Give only the number of lines that hold the word "this".

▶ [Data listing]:
/---
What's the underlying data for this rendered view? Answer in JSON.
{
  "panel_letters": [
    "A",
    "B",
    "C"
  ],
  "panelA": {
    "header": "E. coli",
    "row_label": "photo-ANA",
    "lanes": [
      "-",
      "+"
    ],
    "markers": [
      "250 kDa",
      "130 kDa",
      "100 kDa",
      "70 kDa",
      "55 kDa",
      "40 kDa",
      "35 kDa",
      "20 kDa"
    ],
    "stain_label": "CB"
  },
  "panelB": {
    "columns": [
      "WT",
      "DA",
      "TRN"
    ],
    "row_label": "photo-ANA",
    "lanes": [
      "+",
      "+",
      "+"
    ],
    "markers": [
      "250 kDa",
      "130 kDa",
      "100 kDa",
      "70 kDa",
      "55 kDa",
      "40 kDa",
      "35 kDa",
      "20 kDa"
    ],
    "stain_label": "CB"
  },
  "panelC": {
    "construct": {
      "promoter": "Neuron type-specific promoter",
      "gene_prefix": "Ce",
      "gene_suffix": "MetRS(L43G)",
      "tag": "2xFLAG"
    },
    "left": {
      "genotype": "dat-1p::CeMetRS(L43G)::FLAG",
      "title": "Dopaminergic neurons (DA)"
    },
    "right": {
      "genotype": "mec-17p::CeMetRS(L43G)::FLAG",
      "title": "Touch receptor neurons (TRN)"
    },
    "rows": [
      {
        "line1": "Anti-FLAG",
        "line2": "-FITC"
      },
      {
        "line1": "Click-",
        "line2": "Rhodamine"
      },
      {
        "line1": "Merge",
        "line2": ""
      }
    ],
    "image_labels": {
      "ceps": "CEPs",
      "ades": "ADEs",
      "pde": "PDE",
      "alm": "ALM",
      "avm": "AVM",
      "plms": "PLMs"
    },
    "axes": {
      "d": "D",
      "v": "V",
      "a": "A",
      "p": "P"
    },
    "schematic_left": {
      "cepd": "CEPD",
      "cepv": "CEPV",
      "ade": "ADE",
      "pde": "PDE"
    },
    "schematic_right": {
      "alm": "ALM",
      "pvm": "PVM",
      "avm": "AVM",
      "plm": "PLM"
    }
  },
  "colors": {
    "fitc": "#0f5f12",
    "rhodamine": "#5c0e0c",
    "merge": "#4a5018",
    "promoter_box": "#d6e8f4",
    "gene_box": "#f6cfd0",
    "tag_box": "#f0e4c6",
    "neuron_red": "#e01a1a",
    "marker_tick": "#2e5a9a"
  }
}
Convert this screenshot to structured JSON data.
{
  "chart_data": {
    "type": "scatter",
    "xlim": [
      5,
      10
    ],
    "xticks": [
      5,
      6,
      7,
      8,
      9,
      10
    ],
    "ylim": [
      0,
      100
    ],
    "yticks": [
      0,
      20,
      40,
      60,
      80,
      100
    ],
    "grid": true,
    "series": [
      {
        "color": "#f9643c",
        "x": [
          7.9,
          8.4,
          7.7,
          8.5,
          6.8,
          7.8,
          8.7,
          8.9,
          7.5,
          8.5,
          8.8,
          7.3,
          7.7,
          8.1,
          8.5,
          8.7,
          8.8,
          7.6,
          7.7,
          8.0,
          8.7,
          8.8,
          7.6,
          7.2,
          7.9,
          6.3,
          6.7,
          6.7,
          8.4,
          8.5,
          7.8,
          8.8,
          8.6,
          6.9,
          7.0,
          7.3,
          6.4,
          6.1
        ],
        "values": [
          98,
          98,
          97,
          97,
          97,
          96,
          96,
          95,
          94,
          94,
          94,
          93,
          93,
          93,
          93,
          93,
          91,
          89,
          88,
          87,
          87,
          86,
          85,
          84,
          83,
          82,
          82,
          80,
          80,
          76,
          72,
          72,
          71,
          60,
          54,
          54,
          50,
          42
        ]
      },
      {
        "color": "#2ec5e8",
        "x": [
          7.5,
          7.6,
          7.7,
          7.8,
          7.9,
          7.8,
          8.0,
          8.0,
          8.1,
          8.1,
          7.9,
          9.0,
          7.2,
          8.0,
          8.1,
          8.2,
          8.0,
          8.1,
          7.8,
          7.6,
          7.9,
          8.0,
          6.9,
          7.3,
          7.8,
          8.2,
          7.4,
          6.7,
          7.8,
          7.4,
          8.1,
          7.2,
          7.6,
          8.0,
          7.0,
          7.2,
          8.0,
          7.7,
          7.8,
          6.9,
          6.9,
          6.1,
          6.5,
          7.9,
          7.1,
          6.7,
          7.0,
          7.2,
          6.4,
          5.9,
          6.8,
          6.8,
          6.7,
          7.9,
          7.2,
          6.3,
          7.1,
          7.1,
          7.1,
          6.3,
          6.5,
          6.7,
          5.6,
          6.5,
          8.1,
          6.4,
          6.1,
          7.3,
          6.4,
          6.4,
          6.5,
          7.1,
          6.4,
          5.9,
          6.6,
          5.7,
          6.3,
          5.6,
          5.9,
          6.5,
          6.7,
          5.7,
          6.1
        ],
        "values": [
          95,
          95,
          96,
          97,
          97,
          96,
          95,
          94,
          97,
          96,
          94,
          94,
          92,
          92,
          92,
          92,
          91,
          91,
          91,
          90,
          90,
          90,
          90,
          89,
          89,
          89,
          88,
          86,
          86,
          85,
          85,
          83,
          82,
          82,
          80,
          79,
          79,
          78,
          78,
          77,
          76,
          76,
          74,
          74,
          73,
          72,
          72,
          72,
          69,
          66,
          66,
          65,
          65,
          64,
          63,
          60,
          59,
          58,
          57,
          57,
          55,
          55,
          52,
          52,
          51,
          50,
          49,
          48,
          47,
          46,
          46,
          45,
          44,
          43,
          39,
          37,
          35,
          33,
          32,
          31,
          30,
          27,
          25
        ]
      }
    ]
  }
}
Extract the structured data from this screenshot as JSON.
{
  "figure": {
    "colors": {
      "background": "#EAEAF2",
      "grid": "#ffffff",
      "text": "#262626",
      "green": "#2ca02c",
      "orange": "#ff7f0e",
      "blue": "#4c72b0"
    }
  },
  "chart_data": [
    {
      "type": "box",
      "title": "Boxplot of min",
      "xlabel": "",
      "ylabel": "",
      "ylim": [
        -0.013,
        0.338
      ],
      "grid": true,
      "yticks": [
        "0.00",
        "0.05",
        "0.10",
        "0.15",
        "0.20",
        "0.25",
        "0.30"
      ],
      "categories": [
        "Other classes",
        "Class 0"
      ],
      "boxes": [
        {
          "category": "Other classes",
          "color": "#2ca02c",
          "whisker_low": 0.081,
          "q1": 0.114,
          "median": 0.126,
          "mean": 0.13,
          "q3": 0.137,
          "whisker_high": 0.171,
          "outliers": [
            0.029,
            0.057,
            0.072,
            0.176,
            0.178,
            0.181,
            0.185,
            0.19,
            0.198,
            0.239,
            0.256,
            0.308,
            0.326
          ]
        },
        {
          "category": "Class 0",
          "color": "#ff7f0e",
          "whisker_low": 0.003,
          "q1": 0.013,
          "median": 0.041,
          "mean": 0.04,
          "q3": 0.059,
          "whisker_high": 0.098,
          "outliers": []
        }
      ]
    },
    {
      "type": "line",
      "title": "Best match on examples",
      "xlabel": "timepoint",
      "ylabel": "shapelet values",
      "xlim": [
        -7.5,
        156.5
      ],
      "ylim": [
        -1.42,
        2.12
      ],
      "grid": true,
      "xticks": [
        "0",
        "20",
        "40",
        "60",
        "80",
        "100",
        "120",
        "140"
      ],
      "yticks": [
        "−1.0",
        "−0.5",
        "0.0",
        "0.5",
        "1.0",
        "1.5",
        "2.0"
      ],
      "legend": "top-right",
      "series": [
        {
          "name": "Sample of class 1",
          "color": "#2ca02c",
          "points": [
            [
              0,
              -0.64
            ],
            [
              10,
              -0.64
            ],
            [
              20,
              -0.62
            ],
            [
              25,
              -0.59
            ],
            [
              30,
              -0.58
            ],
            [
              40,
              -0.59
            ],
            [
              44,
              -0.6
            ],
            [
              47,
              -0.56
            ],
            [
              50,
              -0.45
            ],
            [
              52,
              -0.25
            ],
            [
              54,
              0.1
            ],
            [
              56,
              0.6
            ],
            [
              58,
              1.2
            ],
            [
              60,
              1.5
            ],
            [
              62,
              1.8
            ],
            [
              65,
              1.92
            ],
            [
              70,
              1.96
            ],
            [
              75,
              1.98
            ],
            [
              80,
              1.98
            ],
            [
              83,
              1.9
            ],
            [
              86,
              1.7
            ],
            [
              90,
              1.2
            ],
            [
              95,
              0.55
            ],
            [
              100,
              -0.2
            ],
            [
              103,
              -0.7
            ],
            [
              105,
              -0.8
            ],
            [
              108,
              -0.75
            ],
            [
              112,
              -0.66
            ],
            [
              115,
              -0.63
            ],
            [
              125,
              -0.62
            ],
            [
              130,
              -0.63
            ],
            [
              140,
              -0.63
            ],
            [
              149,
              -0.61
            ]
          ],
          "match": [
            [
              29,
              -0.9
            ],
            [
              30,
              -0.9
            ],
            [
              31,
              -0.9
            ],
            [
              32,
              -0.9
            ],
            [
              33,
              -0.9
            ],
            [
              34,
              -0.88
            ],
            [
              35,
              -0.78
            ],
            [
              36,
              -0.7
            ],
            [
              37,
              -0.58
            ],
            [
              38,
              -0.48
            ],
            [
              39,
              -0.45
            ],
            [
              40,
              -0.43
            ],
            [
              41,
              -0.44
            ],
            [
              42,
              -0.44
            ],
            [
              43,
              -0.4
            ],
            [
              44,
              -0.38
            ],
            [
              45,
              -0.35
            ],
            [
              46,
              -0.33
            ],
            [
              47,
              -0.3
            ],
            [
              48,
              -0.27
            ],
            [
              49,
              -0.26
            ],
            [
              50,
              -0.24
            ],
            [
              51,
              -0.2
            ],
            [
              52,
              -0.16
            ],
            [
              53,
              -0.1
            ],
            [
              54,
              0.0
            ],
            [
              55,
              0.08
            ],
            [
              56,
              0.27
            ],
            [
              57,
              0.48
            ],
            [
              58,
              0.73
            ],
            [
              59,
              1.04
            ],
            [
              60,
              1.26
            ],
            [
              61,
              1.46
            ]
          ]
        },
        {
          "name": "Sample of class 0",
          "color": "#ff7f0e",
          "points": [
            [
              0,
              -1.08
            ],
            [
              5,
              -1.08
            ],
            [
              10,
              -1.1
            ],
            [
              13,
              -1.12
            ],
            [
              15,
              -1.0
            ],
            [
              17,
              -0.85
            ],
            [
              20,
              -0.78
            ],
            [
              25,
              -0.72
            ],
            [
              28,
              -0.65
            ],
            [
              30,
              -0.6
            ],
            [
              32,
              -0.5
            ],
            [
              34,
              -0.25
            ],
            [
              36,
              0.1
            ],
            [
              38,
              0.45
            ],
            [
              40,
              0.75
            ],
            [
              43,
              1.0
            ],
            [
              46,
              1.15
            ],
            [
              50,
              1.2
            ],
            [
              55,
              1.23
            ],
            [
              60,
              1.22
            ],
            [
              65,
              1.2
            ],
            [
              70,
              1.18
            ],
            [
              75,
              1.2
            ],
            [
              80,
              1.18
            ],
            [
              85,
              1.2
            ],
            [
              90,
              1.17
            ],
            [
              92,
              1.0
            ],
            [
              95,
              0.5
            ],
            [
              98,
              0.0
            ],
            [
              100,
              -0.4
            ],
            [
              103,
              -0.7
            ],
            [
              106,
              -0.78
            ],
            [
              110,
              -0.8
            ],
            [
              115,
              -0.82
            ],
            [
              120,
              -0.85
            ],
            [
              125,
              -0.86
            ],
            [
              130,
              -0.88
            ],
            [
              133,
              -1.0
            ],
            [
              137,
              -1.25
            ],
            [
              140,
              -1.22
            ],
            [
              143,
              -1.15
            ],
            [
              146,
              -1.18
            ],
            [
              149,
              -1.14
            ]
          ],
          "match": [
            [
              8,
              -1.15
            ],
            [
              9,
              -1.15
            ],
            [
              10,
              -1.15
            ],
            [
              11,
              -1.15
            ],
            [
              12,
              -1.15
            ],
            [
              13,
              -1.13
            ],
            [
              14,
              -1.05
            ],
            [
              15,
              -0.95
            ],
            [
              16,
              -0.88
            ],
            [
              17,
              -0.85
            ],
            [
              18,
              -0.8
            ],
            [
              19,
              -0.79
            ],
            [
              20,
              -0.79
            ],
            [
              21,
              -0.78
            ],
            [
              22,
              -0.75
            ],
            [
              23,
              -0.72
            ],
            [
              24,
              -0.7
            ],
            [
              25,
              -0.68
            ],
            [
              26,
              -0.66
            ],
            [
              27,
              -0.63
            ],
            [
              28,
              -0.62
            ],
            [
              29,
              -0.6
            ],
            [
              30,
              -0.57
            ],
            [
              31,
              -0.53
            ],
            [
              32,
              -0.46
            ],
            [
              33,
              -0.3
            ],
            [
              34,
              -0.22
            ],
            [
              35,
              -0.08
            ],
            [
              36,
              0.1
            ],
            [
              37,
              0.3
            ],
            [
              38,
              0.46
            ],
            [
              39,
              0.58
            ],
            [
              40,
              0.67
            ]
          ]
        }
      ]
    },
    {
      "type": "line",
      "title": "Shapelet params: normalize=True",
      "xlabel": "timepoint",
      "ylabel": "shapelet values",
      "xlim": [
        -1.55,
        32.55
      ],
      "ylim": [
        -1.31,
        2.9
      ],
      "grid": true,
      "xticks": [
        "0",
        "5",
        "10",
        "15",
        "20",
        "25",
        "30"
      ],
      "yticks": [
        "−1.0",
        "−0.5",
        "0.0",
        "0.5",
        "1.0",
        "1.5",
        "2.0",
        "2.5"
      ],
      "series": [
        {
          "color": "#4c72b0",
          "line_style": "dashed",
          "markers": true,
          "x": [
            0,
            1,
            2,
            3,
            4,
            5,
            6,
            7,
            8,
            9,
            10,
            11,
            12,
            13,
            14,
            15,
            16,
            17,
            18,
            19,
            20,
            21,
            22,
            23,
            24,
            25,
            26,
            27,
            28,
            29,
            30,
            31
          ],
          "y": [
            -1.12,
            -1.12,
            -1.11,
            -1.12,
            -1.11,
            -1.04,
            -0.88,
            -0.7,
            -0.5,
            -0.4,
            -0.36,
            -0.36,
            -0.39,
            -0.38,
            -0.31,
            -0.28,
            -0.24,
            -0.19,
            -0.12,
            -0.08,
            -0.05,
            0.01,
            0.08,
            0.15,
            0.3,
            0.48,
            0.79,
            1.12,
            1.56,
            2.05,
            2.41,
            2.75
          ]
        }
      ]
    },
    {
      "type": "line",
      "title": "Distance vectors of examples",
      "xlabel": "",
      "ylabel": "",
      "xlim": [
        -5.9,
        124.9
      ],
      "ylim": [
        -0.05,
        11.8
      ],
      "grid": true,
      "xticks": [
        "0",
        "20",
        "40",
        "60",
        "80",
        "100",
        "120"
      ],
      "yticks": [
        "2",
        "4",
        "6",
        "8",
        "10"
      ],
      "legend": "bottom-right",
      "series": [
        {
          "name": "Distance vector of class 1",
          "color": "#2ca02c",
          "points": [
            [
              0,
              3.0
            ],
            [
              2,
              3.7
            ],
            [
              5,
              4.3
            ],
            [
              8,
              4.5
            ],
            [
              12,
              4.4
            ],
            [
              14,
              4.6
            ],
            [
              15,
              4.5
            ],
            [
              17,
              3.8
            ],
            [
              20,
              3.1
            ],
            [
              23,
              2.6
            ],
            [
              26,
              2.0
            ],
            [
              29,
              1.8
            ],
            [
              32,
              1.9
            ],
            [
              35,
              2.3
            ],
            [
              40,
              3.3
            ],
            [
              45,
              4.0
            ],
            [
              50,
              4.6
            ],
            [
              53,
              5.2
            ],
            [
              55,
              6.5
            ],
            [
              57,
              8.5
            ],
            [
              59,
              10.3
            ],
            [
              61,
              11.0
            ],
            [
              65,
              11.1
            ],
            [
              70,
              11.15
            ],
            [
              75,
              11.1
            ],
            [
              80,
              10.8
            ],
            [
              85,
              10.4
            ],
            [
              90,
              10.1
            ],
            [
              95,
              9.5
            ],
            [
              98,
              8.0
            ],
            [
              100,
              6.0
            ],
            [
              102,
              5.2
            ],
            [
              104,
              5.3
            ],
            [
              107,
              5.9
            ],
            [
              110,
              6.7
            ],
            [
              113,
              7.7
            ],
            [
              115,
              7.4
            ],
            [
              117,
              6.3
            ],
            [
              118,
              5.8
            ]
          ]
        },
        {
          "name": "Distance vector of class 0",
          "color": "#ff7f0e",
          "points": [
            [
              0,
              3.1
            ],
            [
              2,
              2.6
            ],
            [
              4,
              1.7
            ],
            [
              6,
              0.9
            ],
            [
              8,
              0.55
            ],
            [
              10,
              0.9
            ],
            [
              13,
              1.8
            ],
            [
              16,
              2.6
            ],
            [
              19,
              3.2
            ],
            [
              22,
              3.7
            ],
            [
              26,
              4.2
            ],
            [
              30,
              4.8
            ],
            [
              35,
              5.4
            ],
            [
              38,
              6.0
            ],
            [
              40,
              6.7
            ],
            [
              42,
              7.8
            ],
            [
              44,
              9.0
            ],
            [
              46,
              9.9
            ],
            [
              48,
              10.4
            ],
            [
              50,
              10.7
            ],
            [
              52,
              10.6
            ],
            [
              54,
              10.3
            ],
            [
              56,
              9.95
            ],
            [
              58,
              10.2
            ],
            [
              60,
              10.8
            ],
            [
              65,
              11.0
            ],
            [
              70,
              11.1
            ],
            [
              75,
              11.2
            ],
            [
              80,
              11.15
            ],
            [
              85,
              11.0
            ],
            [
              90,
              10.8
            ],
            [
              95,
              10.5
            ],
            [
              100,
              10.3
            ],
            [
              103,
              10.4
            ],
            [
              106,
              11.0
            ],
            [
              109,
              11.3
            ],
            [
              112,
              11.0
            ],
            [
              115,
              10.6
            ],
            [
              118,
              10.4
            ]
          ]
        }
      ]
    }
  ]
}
\---
▶ [FULL OUTPUT]: 3